Raw data ▸
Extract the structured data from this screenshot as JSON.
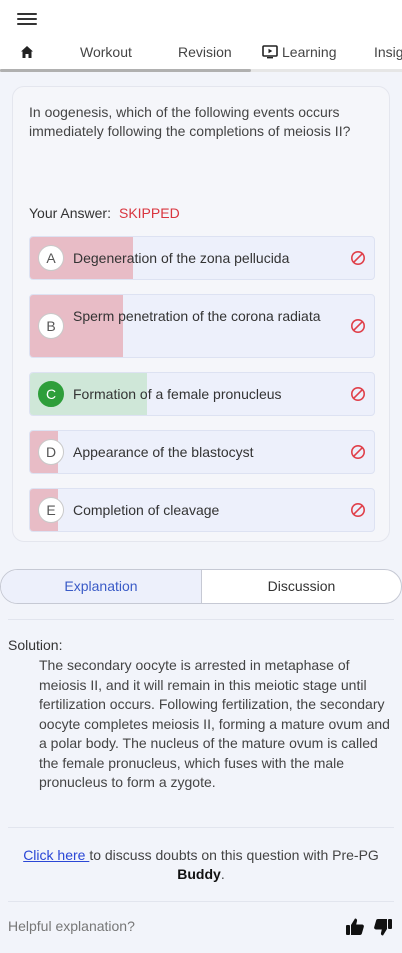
{
  "tabs": {
    "home_icon": "home-icon",
    "workout": "Workout",
    "revision": "Revision",
    "learning": "Learning",
    "learning_icon": "play-screen-icon",
    "insights": "Insig"
  },
  "question": {
    "text": "In oogenesis, which of the following events occurs immediately following the completions of meiosis II?",
    "your_answer_label": "Your Answer:",
    "your_answer_value": "SKIPPED",
    "options": [
      {
        "letter": "A",
        "text": "Degeneration of the zona pellucida",
        "percent": 30,
        "status": "incorrect"
      },
      {
        "letter": "B",
        "text": "Sperm penetration of the corona radiata",
        "percent": 27,
        "status": "incorrect"
      },
      {
        "letter": "C",
        "text": "Formation of a female pronucleus",
        "percent": 34,
        "status": "correct"
      },
      {
        "letter": "D",
        "text": "Appearance of the blastocyst",
        "percent": 8,
        "status": "incorrect"
      },
      {
        "letter": "E",
        "text": "Completion of cleavage",
        "percent": 8,
        "status": "incorrect"
      }
    ]
  },
  "segments": {
    "explanation": "Explanation",
    "discussion": "Discussion",
    "active": "explanation"
  },
  "solution": {
    "label": "Solution:",
    "text": "The secondary oocyte is arrested in metaphase of meiosis II, and it will remain in this meiotic stage until fertilization occurs. Following fertilization, the secondary oocyte completes meiosis II, forming a mature ovum and a polar body. The nucleus of the mature ovum is called the female pronucleus, which fuses with the male pronucleus to form a zygote."
  },
  "discuss": {
    "link": "Click here ",
    "text": "to discuss doubts on this question with Pre-PG ",
    "brand": "Buddy",
    "suffix": "."
  },
  "feedback": {
    "label": "Helpful explanation?"
  },
  "colors": {
    "accent": "#3a5bc7",
    "incorrect_fill": "#e8bcc6",
    "correct_fill": "#cfe7d8",
    "correct_badge": "#2e9e3a",
    "blocked_icon": "#e0404a",
    "skipped": "#d9353f"
  }
}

Aim of the task ▸
Provide the number of lines above that include the string "pronucleus", with no other words.

Exercise output ▸
2